Work required: Count how many lines of the material below have the word "this" and give only the number.

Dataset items
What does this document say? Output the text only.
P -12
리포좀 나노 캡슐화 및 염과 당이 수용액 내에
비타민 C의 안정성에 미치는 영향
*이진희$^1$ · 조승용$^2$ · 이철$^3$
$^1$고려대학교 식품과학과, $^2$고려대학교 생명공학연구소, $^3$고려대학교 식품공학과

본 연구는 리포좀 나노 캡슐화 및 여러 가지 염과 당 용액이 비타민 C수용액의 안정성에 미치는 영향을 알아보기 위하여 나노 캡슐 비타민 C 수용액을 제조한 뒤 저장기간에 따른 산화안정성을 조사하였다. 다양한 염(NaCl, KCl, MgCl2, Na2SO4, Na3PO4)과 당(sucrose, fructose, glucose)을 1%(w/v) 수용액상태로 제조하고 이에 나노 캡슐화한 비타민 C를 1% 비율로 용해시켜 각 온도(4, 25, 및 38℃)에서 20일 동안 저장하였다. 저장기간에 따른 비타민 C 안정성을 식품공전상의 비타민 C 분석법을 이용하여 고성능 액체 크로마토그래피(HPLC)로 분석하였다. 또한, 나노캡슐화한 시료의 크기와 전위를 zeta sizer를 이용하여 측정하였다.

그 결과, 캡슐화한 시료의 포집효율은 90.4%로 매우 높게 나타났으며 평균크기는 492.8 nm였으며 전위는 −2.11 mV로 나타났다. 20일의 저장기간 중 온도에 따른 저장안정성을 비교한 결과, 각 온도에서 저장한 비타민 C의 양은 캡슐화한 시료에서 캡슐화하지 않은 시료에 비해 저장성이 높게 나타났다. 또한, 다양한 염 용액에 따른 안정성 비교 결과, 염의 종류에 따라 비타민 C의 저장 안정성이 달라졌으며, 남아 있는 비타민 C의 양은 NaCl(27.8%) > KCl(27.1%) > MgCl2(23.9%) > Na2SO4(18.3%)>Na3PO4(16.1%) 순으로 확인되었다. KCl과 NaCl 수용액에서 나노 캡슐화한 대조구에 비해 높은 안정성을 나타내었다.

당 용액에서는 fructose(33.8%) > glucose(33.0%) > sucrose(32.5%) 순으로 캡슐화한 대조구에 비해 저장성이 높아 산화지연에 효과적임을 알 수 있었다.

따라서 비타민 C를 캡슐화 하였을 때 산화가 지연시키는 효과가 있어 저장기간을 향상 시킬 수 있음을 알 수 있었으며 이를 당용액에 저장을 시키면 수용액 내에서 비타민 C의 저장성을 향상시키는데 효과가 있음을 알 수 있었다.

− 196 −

---

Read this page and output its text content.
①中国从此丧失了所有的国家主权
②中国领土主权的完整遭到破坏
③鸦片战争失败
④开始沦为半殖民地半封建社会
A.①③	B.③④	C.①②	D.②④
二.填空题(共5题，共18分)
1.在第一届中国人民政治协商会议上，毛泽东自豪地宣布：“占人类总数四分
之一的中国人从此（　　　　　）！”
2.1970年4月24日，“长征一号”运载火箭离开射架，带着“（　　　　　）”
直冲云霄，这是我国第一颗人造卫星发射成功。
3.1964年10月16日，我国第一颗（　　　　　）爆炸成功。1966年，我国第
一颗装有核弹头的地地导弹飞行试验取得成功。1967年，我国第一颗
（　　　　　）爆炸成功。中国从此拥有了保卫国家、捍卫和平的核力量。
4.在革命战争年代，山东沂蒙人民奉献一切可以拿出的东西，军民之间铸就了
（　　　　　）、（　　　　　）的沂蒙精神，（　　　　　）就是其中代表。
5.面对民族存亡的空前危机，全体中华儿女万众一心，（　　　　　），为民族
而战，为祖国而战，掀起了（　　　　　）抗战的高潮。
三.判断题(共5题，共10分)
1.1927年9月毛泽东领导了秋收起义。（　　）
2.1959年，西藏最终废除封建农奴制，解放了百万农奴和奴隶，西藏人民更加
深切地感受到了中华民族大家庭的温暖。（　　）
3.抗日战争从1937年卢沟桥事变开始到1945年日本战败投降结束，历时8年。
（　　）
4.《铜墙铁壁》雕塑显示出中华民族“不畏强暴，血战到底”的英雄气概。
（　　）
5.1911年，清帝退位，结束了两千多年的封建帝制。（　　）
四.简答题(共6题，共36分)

Exercise solution: 2